# Task goal:
Pull out every line below that contains the word "ffffff".

# Supplied data:
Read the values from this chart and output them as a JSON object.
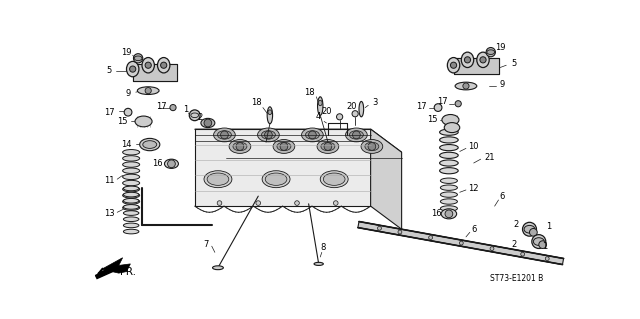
{
  "diagram_code": "ST73-E1201 B",
  "background_color": "#ffffff",
  "line_color": "#1a1a1a",
  "fig_width": 6.4,
  "fig_height": 3.19,
  "dpi": 100,
  "fs_label": 6.0,
  "fs_code": 5.5
}
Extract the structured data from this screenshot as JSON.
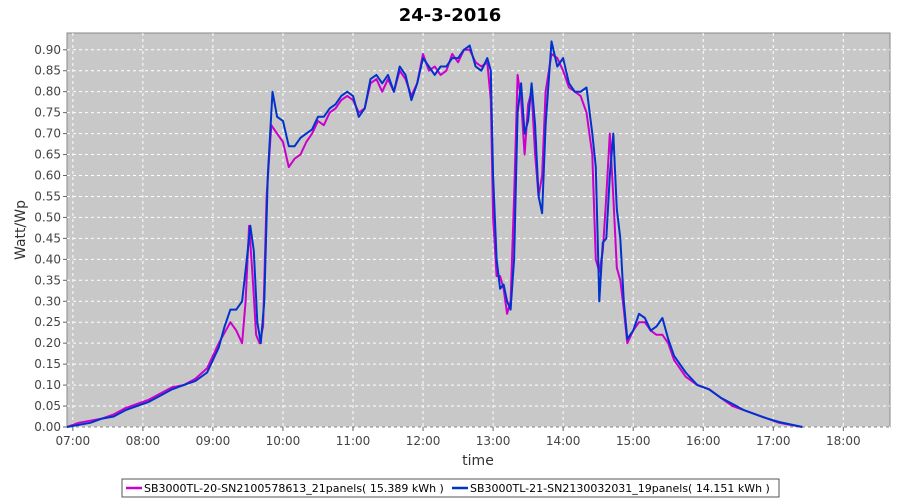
{
  "chart_data": {
    "type": "line",
    "title": "24-3-2016",
    "xlabel": "time",
    "ylabel": "Watt/Wp",
    "x_unit": "time of day",
    "xlim": [
      "06:55",
      "18:40"
    ],
    "ylim": [
      0,
      0.94
    ],
    "x_ticks": [
      "07:00",
      "08:00",
      "09:00",
      "10:00",
      "11:00",
      "12:00",
      "13:00",
      "14:00",
      "15:00",
      "16:00",
      "17:00",
      "18:00"
    ],
    "y_ticks": [
      "0.00",
      "0.05",
      "0.10",
      "0.15",
      "0.20",
      "0.25",
      "0.30",
      "0.35",
      "0.40",
      "0.45",
      "0.50",
      "0.55",
      "0.60",
      "0.65",
      "0.70",
      "0.75",
      "0.80",
      "0.85",
      "0.90"
    ],
    "grid": true,
    "plot_background": "#c8c8c8",
    "legend_position": "bottom",
    "series": [
      {
        "name": "SB3000TL-20-SN2100578613_21panels( 15.389 kWh )",
        "color": "#cc00cc",
        "points": [
          [
            "06:55",
            0.0
          ],
          [
            "07:05",
            0.01
          ],
          [
            "07:15",
            0.015
          ],
          [
            "07:25",
            0.02
          ],
          [
            "07:35",
            0.03
          ],
          [
            "07:45",
            0.045
          ],
          [
            "07:55",
            0.055
          ],
          [
            "08:05",
            0.065
          ],
          [
            "08:15",
            0.08
          ],
          [
            "08:25",
            0.095
          ],
          [
            "08:35",
            0.1
          ],
          [
            "08:45",
            0.115
          ],
          [
            "08:55",
            0.14
          ],
          [
            "09:05",
            0.2
          ],
          [
            "09:10",
            0.225
          ],
          [
            "09:15",
            0.25
          ],
          [
            "09:20",
            0.23
          ],
          [
            "09:25",
            0.2
          ],
          [
            "09:28",
            0.3
          ],
          [
            "09:31",
            0.48
          ],
          [
            "09:34",
            0.36
          ],
          [
            "09:37",
            0.22
          ],
          [
            "09:40",
            0.2
          ],
          [
            "09:43",
            0.24
          ],
          [
            "09:46",
            0.55
          ],
          [
            "09:50",
            0.72
          ],
          [
            "09:55",
            0.7
          ],
          [
            "10:00",
            0.68
          ],
          [
            "10:05",
            0.62
          ],
          [
            "10:10",
            0.64
          ],
          [
            "10:15",
            0.65
          ],
          [
            "10:20",
            0.68
          ],
          [
            "10:25",
            0.7
          ],
          [
            "10:30",
            0.73
          ],
          [
            "10:35",
            0.72
          ],
          [
            "10:40",
            0.75
          ],
          [
            "10:45",
            0.76
          ],
          [
            "10:50",
            0.78
          ],
          [
            "10:55",
            0.79
          ],
          [
            "11:00",
            0.78
          ],
          [
            "11:05",
            0.75
          ],
          [
            "11:10",
            0.76
          ],
          [
            "11:15",
            0.82
          ],
          [
            "11:20",
            0.83
          ],
          [
            "11:25",
            0.8
          ],
          [
            "11:30",
            0.83
          ],
          [
            "11:35",
            0.8
          ],
          [
            "11:40",
            0.85
          ],
          [
            "11:45",
            0.83
          ],
          [
            "11:50",
            0.79
          ],
          [
            "11:55",
            0.82
          ],
          [
            "12:00",
            0.89
          ],
          [
            "12:05",
            0.85
          ],
          [
            "12:10",
            0.86
          ],
          [
            "12:15",
            0.84
          ],
          [
            "12:20",
            0.85
          ],
          [
            "12:25",
            0.89
          ],
          [
            "12:30",
            0.87
          ],
          [
            "12:35",
            0.9
          ],
          [
            "12:40",
            0.9
          ],
          [
            "12:45",
            0.87
          ],
          [
            "12:50",
            0.86
          ],
          [
            "12:55",
            0.87
          ],
          [
            "12:58",
            0.78
          ],
          [
            "13:00",
            0.5
          ],
          [
            "13:03",
            0.36
          ],
          [
            "13:06",
            0.36
          ],
          [
            "13:09",
            0.33
          ],
          [
            "13:12",
            0.27
          ],
          [
            "13:15",
            0.3
          ],
          [
            "13:18",
            0.55
          ],
          [
            "13:21",
            0.84
          ],
          [
            "13:24",
            0.78
          ],
          [
            "13:27",
            0.65
          ],
          [
            "13:30",
            0.77
          ],
          [
            "13:33",
            0.8
          ],
          [
            "13:36",
            0.65
          ],
          [
            "13:39",
            0.55
          ],
          [
            "13:42",
            0.6
          ],
          [
            "13:45",
            0.8
          ],
          [
            "13:50",
            0.89
          ],
          [
            "13:55",
            0.88
          ],
          [
            "14:00",
            0.85
          ],
          [
            "14:05",
            0.81
          ],
          [
            "14:10",
            0.8
          ],
          [
            "14:15",
            0.79
          ],
          [
            "14:20",
            0.75
          ],
          [
            "14:25",
            0.65
          ],
          [
            "14:28",
            0.4
          ],
          [
            "14:31",
            0.37
          ],
          [
            "14:34",
            0.42
          ],
          [
            "14:37",
            0.55
          ],
          [
            "14:40",
            0.7
          ],
          [
            "14:43",
            0.55
          ],
          [
            "14:46",
            0.38
          ],
          [
            "14:49",
            0.35
          ],
          [
            "14:52",
            0.28
          ],
          [
            "14:55",
            0.2
          ],
          [
            "15:00",
            0.23
          ],
          [
            "15:05",
            0.25
          ],
          [
            "15:10",
            0.25
          ],
          [
            "15:15",
            0.23
          ],
          [
            "15:20",
            0.22
          ],
          [
            "15:25",
            0.22
          ],
          [
            "15:30",
            0.2
          ],
          [
            "15:35",
            0.16
          ],
          [
            "15:45",
            0.12
          ],
          [
            "15:55",
            0.1
          ],
          [
            "16:05",
            0.09
          ],
          [
            "16:15",
            0.07
          ],
          [
            "16:25",
            0.05
          ],
          [
            "16:35",
            0.04
          ],
          [
            "16:45",
            0.03
          ],
          [
            "16:55",
            0.02
          ],
          [
            "17:05",
            0.01
          ],
          [
            "17:15",
            0.005
          ],
          [
            "17:25",
            0.0
          ]
        ]
      },
      {
        "name": "SB3000TL-21-SN2130032031_19panels( 14.151 kWh )",
        "color": "#0033cc",
        "points": [
          [
            "06:55",
            0.0
          ],
          [
            "07:05",
            0.005
          ],
          [
            "07:15",
            0.01
          ],
          [
            "07:25",
            0.02
          ],
          [
            "07:35",
            0.025
          ],
          [
            "07:45",
            0.04
          ],
          [
            "07:55",
            0.05
          ],
          [
            "08:05",
            0.06
          ],
          [
            "08:15",
            0.075
          ],
          [
            "08:25",
            0.09
          ],
          [
            "08:35",
            0.1
          ],
          [
            "08:45",
            0.11
          ],
          [
            "08:55",
            0.13
          ],
          [
            "09:05",
            0.19
          ],
          [
            "09:10",
            0.24
          ],
          [
            "09:15",
            0.28
          ],
          [
            "09:20",
            0.28
          ],
          [
            "09:25",
            0.3
          ],
          [
            "09:29",
            0.4
          ],
          [
            "09:32",
            0.48
          ],
          [
            "09:35",
            0.42
          ],
          [
            "09:38",
            0.25
          ],
          [
            "09:41",
            0.2
          ],
          [
            "09:44",
            0.3
          ],
          [
            "09:47",
            0.6
          ],
          [
            "09:51",
            0.8
          ],
          [
            "09:55",
            0.74
          ],
          [
            "10:00",
            0.73
          ],
          [
            "10:05",
            0.67
          ],
          [
            "10:10",
            0.67
          ],
          [
            "10:15",
            0.69
          ],
          [
            "10:20",
            0.7
          ],
          [
            "10:25",
            0.71
          ],
          [
            "10:30",
            0.74
          ],
          [
            "10:35",
            0.74
          ],
          [
            "10:40",
            0.76
          ],
          [
            "10:45",
            0.77
          ],
          [
            "10:50",
            0.79
          ],
          [
            "10:55",
            0.8
          ],
          [
            "11:00",
            0.79
          ],
          [
            "11:05",
            0.74
          ],
          [
            "11:10",
            0.76
          ],
          [
            "11:15",
            0.83
          ],
          [
            "11:20",
            0.84
          ],
          [
            "11:25",
            0.82
          ],
          [
            "11:30",
            0.84
          ],
          [
            "11:35",
            0.8
          ],
          [
            "11:40",
            0.86
          ],
          [
            "11:45",
            0.84
          ],
          [
            "11:50",
            0.78
          ],
          [
            "11:55",
            0.82
          ],
          [
            "12:00",
            0.88
          ],
          [
            "12:05",
            0.86
          ],
          [
            "12:10",
            0.84
          ],
          [
            "12:15",
            0.86
          ],
          [
            "12:20",
            0.86
          ],
          [
            "12:25",
            0.88
          ],
          [
            "12:30",
            0.88
          ],
          [
            "12:35",
            0.9
          ],
          [
            "12:40",
            0.91
          ],
          [
            "12:45",
            0.86
          ],
          [
            "12:50",
            0.85
          ],
          [
            "12:55",
            0.88
          ],
          [
            "12:58",
            0.85
          ],
          [
            "13:00",
            0.6
          ],
          [
            "13:03",
            0.4
          ],
          [
            "13:06",
            0.33
          ],
          [
            "13:09",
            0.34
          ],
          [
            "13:12",
            0.3
          ],
          [
            "13:15",
            0.28
          ],
          [
            "13:18",
            0.4
          ],
          [
            "13:21",
            0.75
          ],
          [
            "13:24",
            0.82
          ],
          [
            "13:27",
            0.7
          ],
          [
            "13:30",
            0.73
          ],
          [
            "13:33",
            0.82
          ],
          [
            "13:36",
            0.72
          ],
          [
            "13:39",
            0.55
          ],
          [
            "13:42",
            0.51
          ],
          [
            "13:45",
            0.72
          ],
          [
            "13:50",
            0.92
          ],
          [
            "13:55",
            0.86
          ],
          [
            "14:00",
            0.88
          ],
          [
            "14:05",
            0.82
          ],
          [
            "14:10",
            0.8
          ],
          [
            "14:15",
            0.8
          ],
          [
            "14:20",
            0.81
          ],
          [
            "14:25",
            0.7
          ],
          [
            "14:28",
            0.62
          ],
          [
            "14:31",
            0.3
          ],
          [
            "14:34",
            0.44
          ],
          [
            "14:37",
            0.45
          ],
          [
            "14:40",
            0.6
          ],
          [
            "14:43",
            0.7
          ],
          [
            "14:46",
            0.52
          ],
          [
            "14:49",
            0.45
          ],
          [
            "14:52",
            0.3
          ],
          [
            "14:55",
            0.21
          ],
          [
            "15:00",
            0.23
          ],
          [
            "15:05",
            0.27
          ],
          [
            "15:10",
            0.26
          ],
          [
            "15:15",
            0.23
          ],
          [
            "15:20",
            0.24
          ],
          [
            "15:25",
            0.26
          ],
          [
            "15:30",
            0.21
          ],
          [
            "15:35",
            0.17
          ],
          [
            "15:45",
            0.13
          ],
          [
            "15:55",
            0.1
          ],
          [
            "16:05",
            0.09
          ],
          [
            "16:15",
            0.07
          ],
          [
            "16:25",
            0.055
          ],
          [
            "16:35",
            0.04
          ],
          [
            "16:45",
            0.03
          ],
          [
            "16:55",
            0.02
          ],
          [
            "17:05",
            0.012
          ],
          [
            "17:15",
            0.006
          ],
          [
            "17:25",
            0.0
          ]
        ]
      }
    ]
  }
}
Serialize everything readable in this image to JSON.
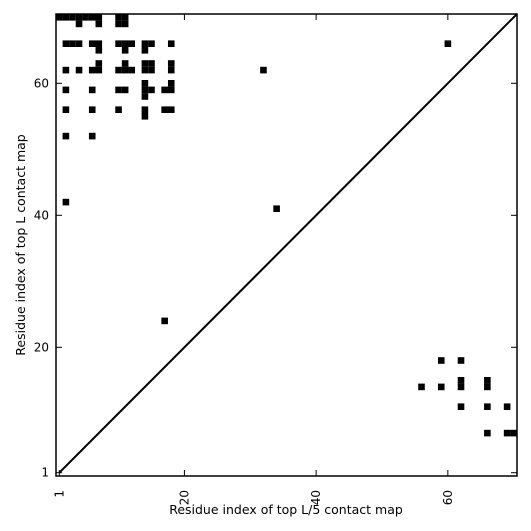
{
  "chart_data": {
    "type": "scatter",
    "title": "",
    "xlabel": "Residue index of top L/5 contact map",
    "ylabel": "Residue index of top L contact map",
    "xlim": [
      0.5,
      70.5
    ],
    "ylim": [
      0.5,
      70.5
    ],
    "x_ticks": [
      1,
      20,
      40,
      60
    ],
    "y_ticks": [
      1,
      20,
      40,
      60
    ],
    "x_tick_labels": [
      "1",
      "20",
      "40",
      "60"
    ],
    "y_tick_labels": [
      "1",
      "20",
      "40",
      "60"
    ],
    "grid": false,
    "legend": "none",
    "diagonal_line": true,
    "marker": "square",
    "colors": {
      "marker": "#000000",
      "background": "#ffffff",
      "axes": "#000000"
    },
    "series": [
      {
        "points": [
          [
            1,
            70
          ],
          [
            2,
            70
          ],
          [
            3,
            70
          ],
          [
            4,
            70
          ],
          [
            5,
            70
          ],
          [
            6,
            70
          ],
          [
            7,
            70
          ],
          [
            10,
            70
          ],
          [
            11,
            70
          ],
          [
            4,
            69
          ],
          [
            7,
            69
          ],
          [
            10,
            69
          ],
          [
            11,
            69
          ],
          [
            2,
            66
          ],
          [
            3,
            66
          ],
          [
            4,
            66
          ],
          [
            6,
            66
          ],
          [
            7,
            66
          ],
          [
            10,
            66
          ],
          [
            11,
            66
          ],
          [
            12,
            66
          ],
          [
            14,
            66
          ],
          [
            15,
            66
          ],
          [
            18,
            66
          ],
          [
            60,
            66
          ],
          [
            7,
            65
          ],
          [
            11,
            65
          ],
          [
            14,
            65
          ],
          [
            7,
            63
          ],
          [
            11,
            63
          ],
          [
            14,
            63
          ],
          [
            15,
            63
          ],
          [
            18,
            63
          ],
          [
            2,
            62
          ],
          [
            4,
            62
          ],
          [
            6,
            62
          ],
          [
            7,
            62
          ],
          [
            10,
            62
          ],
          [
            11,
            62
          ],
          [
            12,
            62
          ],
          [
            14,
            62
          ],
          [
            15,
            62
          ],
          [
            18,
            62
          ],
          [
            32,
            62
          ],
          [
            14,
            60
          ],
          [
            18,
            60
          ],
          [
            2,
            59
          ],
          [
            6,
            59
          ],
          [
            10,
            59
          ],
          [
            11,
            59
          ],
          [
            14,
            59
          ],
          [
            15,
            59
          ],
          [
            17,
            59
          ],
          [
            18,
            59
          ],
          [
            14,
            58
          ],
          [
            2,
            56
          ],
          [
            6,
            56
          ],
          [
            10,
            56
          ],
          [
            14,
            56
          ],
          [
            17,
            56
          ],
          [
            18,
            56
          ],
          [
            14,
            55
          ],
          [
            2,
            52
          ],
          [
            6,
            52
          ],
          [
            2,
            42
          ],
          [
            34,
            41
          ],
          [
            17,
            24
          ],
          [
            59,
            18
          ],
          [
            62,
            18
          ],
          [
            62,
            15
          ],
          [
            66,
            15
          ],
          [
            56,
            14
          ],
          [
            59,
            14
          ],
          [
            62,
            14
          ],
          [
            66,
            14
          ],
          [
            62,
            11
          ],
          [
            66,
            11
          ],
          [
            69,
            11
          ],
          [
            66,
            7
          ],
          [
            69,
            7
          ],
          [
            70,
            7
          ]
        ]
      }
    ]
  }
}
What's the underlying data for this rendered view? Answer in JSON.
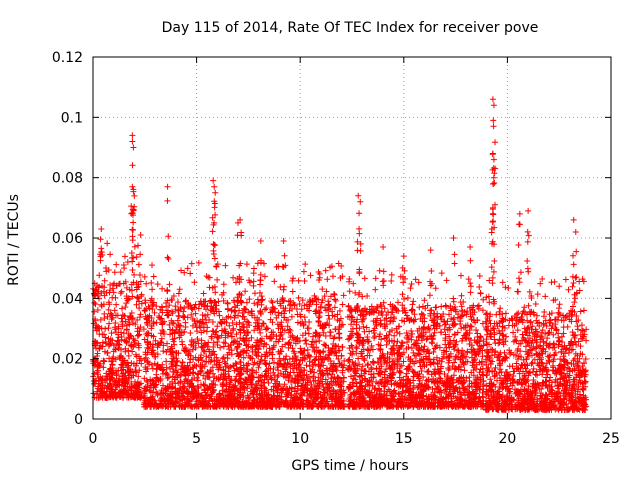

# Expected answer:
  "background_color": "#ffffff",
      "background": "#ffffff",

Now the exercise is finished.